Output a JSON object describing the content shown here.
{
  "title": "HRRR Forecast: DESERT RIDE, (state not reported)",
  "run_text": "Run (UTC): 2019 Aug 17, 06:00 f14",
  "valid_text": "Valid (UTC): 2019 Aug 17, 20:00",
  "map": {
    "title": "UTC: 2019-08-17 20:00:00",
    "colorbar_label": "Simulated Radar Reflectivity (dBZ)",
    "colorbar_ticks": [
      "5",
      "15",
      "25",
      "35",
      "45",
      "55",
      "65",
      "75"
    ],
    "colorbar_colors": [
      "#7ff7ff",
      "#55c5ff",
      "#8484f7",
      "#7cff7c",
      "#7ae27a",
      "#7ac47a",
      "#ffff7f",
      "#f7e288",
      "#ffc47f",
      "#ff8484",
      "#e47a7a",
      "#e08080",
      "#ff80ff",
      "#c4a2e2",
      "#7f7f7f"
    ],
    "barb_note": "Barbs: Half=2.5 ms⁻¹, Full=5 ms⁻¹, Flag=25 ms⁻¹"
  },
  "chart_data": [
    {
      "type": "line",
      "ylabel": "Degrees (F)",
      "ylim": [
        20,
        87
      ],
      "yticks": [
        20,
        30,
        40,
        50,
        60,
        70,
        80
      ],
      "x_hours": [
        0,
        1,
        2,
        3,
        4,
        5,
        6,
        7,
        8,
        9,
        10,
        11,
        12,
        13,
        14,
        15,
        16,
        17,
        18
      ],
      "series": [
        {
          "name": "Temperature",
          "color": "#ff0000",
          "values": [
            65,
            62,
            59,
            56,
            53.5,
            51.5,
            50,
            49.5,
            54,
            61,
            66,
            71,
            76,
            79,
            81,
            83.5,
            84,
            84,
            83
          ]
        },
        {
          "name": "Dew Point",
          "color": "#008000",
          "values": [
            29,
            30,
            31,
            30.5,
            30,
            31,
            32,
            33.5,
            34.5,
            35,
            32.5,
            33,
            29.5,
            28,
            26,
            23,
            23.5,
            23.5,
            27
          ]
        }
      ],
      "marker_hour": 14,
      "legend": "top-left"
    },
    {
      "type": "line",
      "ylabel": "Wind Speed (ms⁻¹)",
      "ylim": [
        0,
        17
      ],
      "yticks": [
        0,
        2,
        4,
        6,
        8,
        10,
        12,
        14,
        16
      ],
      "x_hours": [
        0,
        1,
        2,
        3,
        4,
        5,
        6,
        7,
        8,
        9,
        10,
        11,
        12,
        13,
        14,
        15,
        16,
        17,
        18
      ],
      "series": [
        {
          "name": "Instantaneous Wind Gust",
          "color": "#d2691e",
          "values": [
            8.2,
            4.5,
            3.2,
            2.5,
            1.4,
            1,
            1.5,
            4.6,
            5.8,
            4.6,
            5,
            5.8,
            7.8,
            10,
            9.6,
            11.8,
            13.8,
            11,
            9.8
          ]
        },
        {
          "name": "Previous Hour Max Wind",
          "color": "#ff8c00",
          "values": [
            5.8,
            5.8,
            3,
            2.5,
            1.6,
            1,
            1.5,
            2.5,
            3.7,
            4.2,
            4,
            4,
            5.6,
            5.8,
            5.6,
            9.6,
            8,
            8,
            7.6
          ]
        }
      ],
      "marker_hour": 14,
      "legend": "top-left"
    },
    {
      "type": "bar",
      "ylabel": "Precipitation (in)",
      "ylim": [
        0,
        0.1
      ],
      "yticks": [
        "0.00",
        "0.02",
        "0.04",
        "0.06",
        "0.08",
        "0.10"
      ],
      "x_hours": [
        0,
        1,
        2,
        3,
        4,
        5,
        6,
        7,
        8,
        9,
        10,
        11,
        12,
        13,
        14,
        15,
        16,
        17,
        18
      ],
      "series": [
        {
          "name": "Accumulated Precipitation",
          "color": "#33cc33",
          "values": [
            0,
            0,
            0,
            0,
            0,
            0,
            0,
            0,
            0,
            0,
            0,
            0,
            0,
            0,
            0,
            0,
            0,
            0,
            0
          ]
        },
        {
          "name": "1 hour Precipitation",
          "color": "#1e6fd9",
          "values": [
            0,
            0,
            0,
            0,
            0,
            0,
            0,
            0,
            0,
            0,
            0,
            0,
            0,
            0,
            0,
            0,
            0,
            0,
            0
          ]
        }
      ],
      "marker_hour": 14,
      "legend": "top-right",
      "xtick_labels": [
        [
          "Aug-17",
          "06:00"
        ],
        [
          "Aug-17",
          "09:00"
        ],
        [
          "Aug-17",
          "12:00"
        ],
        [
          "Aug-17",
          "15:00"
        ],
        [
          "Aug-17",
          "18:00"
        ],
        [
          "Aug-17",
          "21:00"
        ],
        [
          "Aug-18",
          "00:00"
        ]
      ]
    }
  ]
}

============================================================

Please quote the data above in full, with no line missing.

Output a JSON object describing the content shown here.
{
  "title": "HRRR Forecast: DESERT RIDE, (state not reported)",
  "run_text": "Run (UTC): 2019 Aug 17, 06:00 f14",
  "valid_text": "Valid (UTC): 2019 Aug 17, 20:00",
  "map": {
    "title": "UTC: 2019-08-17 20:00:00",
    "colorbar_label": "Simulated Radar Reflectivity (dBZ)",
    "colorbar_ticks": [
      "5",
      "15",
      "25",
      "35",
      "45",
      "55",
      "65",
      "75"
    ],
    "colorbar_colors": [
      "#7ff7ff",
      "#55c5ff",
      "#8484f7",
      "#7cff7c",
      "#7ae27a",
      "#7ac47a",
      "#ffff7f",
      "#f7e288",
      "#ffc47f",
      "#ff8484",
      "#e47a7a",
      "#e08080",
      "#ff80ff",
      "#c4a2e2",
      "#7f7f7f"
    ],
    "barb_note": "Barbs: Half=2.5 ms⁻¹, Full=5 ms⁻¹, Flag=25 ms⁻¹"
  },
  "chart_data": [
    {
      "type": "line",
      "ylabel": "Degrees (F)",
      "ylim": [
        20,
        87
      ],
      "yticks": [
        20,
        30,
        40,
        50,
        60,
        70,
        80
      ],
      "x_hours": [
        0,
        1,
        2,
        3,
        4,
        5,
        6,
        7,
        8,
        9,
        10,
        11,
        12,
        13,
        14,
        15,
        16,
        17,
        18
      ],
      "series": [
        {
          "name": "Temperature",
          "color": "#ff0000",
          "values": [
            65,
            62,
            59,
            56,
            53.5,
            51.5,
            50,
            49.5,
            54,
            61,
            66,
            71,
            76,
            79,
            81,
            83.5,
            84,
            84,
            83
          ]
        },
        {
          "name": "Dew Point",
          "color": "#008000",
          "values": [
            29,
            30,
            31,
            30.5,
            30,
            31,
            32,
            33.5,
            34.5,
            35,
            32.5,
            33,
            29.5,
            28,
            26,
            23,
            23.5,
            23.5,
            27
          ]
        }
      ],
      "marker_hour": 14,
      "legend": "top-left"
    },
    {
      "type": "line",
      "ylabel": "Wind Speed (ms⁻¹)",
      "ylim": [
        0,
        17
      ],
      "yticks": [
        0,
        2,
        4,
        6,
        8,
        10,
        12,
        14,
        16
      ],
      "x_hours": [
        0,
        1,
        2,
        3,
        4,
        5,
        6,
        7,
        8,
        9,
        10,
        11,
        12,
        13,
        14,
        15,
        16,
        17,
        18
      ],
      "series": [
        {
          "name": "Instantaneous Wind Gust",
          "color": "#d2691e",
          "values": [
            8.2,
            4.5,
            3.2,
            2.5,
            1.4,
            1,
            1.5,
            4.6,
            5.8,
            4.6,
            5,
            5.8,
            7.8,
            10,
            9.6,
            11.8,
            13.8,
            11,
            9.8
          ]
        },
        {
          "name": "Previous Hour Max Wind",
          "color": "#ff8c00",
          "values": [
            5.8,
            5.8,
            3,
            2.5,
            1.6,
            1,
            1.5,
            2.5,
            3.7,
            4.2,
            4,
            4,
            5.6,
            5.8,
            5.6,
            9.6,
            8,
            8,
            7.6
          ]
        }
      ],
      "marker_hour": 14,
      "legend": "top-left"
    },
    {
      "type": "bar",
      "ylabel": "Precipitation (in)",
      "ylim": [
        0,
        0.1
      ],
      "yticks": [
        "0.00",
        "0.02",
        "0.04",
        "0.06",
        "0.08",
        "0.10"
      ],
      "x_hours": [
        0,
        1,
        2,
        3,
        4,
        5,
        6,
        7,
        8,
        9,
        10,
        11,
        12,
        13,
        14,
        15,
        16,
        17,
        18
      ],
      "series": [
        {
          "name": "Accumulated Precipitation",
          "color": "#33cc33",
          "values": [
            0,
            0,
            0,
            0,
            0,
            0,
            0,
            0,
            0,
            0,
            0,
            0,
            0,
            0,
            0,
            0,
            0,
            0,
            0
          ]
        },
        {
          "name": "1 hour Precipitation",
          "color": "#1e6fd9",
          "values": [
            0,
            0,
            0,
            0,
            0,
            0,
            0,
            0,
            0,
            0,
            0,
            0,
            0,
            0,
            0,
            0,
            0,
            0,
            0
          ]
        }
      ],
      "marker_hour": 14,
      "legend": "top-right",
      "xtick_labels": [
        [
          "Aug-17",
          "06:00"
        ],
        [
          "Aug-17",
          "09:00"
        ],
        [
          "Aug-17",
          "12:00"
        ],
        [
          "Aug-17",
          "15:00"
        ],
        [
          "Aug-17",
          "18:00"
        ],
        [
          "Aug-17",
          "21:00"
        ],
        [
          "Aug-18",
          "00:00"
        ]
      ]
    }
  ]
}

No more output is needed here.